**STATED TASK**
Extract from the listing each line in which the word "type" appears.

**LISTING**
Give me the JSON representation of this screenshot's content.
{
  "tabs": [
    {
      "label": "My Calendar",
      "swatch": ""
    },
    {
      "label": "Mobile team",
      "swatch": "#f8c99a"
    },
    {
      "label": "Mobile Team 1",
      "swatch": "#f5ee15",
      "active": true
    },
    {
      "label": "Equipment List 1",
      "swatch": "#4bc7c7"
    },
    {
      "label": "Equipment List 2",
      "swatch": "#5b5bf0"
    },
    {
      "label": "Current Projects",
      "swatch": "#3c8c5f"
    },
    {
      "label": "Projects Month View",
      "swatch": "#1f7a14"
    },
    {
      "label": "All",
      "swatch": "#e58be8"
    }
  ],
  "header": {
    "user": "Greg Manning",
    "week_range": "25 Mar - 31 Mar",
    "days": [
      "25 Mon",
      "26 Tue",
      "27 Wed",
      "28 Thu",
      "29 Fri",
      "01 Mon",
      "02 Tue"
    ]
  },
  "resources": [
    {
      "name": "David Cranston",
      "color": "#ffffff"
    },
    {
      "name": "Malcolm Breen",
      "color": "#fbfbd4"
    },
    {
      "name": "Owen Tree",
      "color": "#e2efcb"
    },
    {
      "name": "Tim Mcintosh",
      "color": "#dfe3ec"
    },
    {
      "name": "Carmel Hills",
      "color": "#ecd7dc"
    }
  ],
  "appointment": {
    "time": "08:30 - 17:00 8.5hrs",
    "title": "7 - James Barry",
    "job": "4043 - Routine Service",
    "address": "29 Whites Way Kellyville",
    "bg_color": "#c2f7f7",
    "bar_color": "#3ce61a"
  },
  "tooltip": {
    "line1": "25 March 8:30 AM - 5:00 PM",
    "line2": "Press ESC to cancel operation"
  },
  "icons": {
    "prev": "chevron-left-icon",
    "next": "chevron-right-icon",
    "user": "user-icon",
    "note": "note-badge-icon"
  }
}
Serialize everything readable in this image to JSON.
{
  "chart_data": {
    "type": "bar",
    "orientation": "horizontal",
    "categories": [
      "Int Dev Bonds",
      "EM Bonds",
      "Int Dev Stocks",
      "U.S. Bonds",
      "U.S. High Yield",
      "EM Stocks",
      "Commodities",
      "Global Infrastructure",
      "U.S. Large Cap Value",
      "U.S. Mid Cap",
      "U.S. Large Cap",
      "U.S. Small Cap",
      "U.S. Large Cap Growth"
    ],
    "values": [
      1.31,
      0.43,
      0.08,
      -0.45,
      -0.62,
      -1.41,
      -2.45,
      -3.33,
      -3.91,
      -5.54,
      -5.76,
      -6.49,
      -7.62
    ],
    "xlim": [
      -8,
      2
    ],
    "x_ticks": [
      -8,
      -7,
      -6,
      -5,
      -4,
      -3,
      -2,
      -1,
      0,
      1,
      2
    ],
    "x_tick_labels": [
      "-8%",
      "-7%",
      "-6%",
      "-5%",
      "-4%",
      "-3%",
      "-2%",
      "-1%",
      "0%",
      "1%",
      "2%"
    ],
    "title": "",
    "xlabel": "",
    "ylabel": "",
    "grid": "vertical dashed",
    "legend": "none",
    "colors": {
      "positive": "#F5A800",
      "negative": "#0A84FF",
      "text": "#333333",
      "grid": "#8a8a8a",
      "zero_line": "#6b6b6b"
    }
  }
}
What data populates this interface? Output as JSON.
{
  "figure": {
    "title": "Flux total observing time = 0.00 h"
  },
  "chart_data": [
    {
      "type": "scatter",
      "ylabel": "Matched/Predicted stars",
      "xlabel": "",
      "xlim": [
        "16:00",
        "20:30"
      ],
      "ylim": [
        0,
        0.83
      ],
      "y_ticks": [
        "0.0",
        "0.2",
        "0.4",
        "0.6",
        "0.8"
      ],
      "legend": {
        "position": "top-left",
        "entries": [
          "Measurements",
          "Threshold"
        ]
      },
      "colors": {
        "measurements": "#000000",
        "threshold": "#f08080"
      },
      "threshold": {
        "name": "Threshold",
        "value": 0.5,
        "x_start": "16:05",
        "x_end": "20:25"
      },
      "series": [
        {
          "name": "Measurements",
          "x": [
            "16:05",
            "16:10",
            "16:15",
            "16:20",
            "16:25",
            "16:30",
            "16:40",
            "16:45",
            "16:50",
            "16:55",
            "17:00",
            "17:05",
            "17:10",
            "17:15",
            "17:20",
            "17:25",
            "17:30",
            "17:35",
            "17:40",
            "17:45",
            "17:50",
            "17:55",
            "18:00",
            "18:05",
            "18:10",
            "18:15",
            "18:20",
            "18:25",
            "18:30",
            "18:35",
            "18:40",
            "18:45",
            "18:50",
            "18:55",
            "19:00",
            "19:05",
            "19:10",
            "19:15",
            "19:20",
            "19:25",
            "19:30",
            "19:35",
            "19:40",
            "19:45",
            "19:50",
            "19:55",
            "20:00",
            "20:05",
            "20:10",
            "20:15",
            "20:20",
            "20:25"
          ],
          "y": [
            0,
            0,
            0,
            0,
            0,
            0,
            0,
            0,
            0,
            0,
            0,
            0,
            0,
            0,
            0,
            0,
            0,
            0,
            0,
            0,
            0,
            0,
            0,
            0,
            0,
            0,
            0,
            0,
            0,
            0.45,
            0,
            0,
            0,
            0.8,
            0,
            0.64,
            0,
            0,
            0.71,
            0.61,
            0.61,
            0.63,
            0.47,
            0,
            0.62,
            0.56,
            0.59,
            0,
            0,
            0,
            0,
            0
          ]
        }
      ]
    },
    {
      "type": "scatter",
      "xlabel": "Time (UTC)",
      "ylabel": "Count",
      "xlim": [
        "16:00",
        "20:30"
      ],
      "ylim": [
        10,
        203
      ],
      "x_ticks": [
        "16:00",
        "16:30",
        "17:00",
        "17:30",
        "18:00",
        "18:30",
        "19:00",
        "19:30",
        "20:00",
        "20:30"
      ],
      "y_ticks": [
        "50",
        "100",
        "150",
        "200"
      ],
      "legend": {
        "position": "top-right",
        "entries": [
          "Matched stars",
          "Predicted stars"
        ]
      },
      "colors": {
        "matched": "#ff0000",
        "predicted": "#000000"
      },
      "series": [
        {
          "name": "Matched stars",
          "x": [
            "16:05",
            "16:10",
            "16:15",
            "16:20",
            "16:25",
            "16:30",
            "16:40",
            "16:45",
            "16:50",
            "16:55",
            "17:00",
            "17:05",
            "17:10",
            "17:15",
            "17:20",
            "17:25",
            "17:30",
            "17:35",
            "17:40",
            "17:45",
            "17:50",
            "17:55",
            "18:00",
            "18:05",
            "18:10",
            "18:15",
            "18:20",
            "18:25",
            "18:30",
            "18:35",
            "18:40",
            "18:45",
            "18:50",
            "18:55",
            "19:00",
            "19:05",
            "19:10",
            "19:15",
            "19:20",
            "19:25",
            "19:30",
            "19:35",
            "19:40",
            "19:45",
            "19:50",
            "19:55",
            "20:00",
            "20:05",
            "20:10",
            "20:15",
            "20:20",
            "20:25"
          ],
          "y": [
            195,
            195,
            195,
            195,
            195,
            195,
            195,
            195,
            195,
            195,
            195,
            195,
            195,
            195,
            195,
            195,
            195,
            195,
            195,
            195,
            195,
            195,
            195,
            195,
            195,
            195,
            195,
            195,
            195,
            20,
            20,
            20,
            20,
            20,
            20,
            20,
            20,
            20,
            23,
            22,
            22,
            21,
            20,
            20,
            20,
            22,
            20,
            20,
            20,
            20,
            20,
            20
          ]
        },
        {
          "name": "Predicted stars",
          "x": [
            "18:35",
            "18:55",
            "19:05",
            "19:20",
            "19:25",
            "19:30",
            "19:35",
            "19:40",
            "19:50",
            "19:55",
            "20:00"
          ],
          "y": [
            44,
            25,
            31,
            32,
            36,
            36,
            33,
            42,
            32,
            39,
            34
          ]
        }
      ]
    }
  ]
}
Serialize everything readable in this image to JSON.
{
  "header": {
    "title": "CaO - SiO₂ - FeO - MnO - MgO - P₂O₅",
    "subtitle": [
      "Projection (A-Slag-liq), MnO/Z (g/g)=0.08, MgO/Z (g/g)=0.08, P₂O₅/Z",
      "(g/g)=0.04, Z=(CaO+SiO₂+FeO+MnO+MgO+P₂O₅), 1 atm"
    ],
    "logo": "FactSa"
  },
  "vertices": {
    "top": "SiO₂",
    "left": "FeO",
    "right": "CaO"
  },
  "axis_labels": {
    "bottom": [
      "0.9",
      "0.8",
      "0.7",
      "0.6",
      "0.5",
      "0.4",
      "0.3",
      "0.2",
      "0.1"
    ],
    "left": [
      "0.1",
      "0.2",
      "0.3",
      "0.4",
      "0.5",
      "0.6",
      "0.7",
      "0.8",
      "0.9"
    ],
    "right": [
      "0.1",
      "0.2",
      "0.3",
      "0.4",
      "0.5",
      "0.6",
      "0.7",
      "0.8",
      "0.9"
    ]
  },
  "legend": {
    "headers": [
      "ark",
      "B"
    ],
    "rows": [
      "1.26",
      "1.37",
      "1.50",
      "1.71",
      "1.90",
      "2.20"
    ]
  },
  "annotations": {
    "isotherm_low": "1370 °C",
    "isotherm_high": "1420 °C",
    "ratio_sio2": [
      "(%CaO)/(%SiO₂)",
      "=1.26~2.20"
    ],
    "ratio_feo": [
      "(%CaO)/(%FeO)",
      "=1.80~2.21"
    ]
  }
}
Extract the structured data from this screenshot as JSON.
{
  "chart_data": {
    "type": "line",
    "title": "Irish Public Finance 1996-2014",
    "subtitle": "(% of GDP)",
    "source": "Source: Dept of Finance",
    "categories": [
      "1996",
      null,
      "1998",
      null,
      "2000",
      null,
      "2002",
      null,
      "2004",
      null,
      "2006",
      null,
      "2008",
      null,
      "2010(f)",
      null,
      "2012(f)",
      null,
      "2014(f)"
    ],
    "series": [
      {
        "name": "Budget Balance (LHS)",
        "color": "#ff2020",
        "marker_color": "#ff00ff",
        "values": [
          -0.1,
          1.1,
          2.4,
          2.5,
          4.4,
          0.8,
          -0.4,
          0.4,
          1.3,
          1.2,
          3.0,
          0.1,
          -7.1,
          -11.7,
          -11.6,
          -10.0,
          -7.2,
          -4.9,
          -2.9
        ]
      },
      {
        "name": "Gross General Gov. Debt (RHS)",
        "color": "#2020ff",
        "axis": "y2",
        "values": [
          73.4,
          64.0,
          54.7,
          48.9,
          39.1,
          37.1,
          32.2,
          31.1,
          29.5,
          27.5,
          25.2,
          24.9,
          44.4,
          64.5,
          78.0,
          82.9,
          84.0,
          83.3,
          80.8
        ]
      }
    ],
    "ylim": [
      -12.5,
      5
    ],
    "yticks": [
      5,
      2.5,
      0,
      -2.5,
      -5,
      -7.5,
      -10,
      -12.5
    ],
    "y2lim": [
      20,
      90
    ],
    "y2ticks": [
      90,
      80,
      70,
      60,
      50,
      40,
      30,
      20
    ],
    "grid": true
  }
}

**CORRECT ANSWER**
    "type": "bar",
      "type": "scatter",
      "type": "scatter",
    "type": "line",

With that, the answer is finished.